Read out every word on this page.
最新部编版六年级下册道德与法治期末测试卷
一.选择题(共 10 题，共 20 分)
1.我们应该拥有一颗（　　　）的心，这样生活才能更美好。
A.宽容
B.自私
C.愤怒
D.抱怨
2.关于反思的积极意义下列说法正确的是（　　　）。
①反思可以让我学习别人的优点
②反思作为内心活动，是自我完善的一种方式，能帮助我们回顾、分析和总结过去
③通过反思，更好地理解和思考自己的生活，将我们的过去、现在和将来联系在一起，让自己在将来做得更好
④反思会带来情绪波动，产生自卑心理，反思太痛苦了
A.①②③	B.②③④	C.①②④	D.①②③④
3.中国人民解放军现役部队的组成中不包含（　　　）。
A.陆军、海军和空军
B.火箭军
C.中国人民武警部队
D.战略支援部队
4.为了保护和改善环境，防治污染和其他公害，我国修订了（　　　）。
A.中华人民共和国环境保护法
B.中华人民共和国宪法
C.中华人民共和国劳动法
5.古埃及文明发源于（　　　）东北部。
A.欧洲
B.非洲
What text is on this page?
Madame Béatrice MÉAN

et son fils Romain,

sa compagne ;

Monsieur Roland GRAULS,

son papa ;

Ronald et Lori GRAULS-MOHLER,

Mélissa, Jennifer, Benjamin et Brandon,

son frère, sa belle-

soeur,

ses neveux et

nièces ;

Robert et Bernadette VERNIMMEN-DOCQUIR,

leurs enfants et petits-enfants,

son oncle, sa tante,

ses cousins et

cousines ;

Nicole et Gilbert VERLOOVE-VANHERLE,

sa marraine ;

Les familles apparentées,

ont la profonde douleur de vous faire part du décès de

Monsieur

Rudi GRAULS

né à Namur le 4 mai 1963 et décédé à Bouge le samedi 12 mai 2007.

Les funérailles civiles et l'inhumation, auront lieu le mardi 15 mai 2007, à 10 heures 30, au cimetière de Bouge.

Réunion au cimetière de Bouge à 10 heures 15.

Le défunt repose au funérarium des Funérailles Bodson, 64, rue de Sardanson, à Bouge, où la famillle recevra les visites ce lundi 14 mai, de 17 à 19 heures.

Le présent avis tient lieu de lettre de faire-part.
■ ■ ■ ■ ■ ■ ■
_Written problem_
All of the entries above should be written out again exactly.

_Correct answer_
Read out every word on this page.
最新部编版六年级下册道德与法治期末测试卷
一.选择题(共 10 题，共 20 分)
1.我们应该拥有一颗（　　　）的心，这样生活才能更美好。
A.宽容
B.自私
C.愤怒
D.抱怨
2.关于反思的积极意义下列说法正确的是（　　　）。
①反思可以让我学习别人的优点
②反思作为内心活动，是自我完善的一种方式，能帮助我们回顾、分析和总结过去
③通过反思，更好地理解和思考自己的生活，将我们的过去、现在和将来联系在一起，让自己在将来做得更好
④反思会带来情绪波动，产生自卑心理，反思太痛苦了
A.①②③	B.②③④	C.①②④	D.①②③④
3.中国人民解放军现役部队的组成中不包含（　　　）。
A.陆军、海军和空军
B.火箭军
C.中国人民武警部队
D.战略支援部队
4.为了保护和改善环境，防治污染和其他公害，我国修订了（　　　）。
A.中华人民共和国环境保护法
B.中华人民共和国宪法
C.中华人民共和国劳动法
5.古埃及文明发源于（　　　）东北部。
A.欧洲
B.非洲
What text is on this page?
Madame Béatrice MÉAN

et son fils Romain,

sa compagne ;

Monsieur Roland GRAULS,

son papa ;

Ronald et Lori GRAULS-MOHLER,

Mélissa, Jennifer, Benjamin et Brandon,

son frère, sa belle-

soeur,

ses neveux et

nièces ;

Robert et Bernadette VERNIMMEN-DOCQUIR,

leurs enfants et petits-enfants,

son oncle, sa tante,

ses cousins et

cousines ;

Nicole et Gilbert VERLOOVE-VANHERLE,

sa marraine ;

Les familles apparentées,

ont la profonde douleur de vous faire part du décès de

Monsieur

Rudi GRAULS

né à Namur le 4 mai 1963 et décédé à Bouge le samedi 12 mai 2007.

Les funérailles civiles et l'inhumation, auront lieu le mardi 15 mai 2007, à 10 heures 30, au cimetière de Bouge.

Réunion au cimetière de Bouge à 10 heures 15.

Le défunt repose au funérarium des Funérailles Bodson, 64, rue de Sardanson, à Bouge, où la famillle recevra les visites ce lundi 14 mai, de 17 à 19 heures.

Le présent avis tient lieu de lettre de faire-part.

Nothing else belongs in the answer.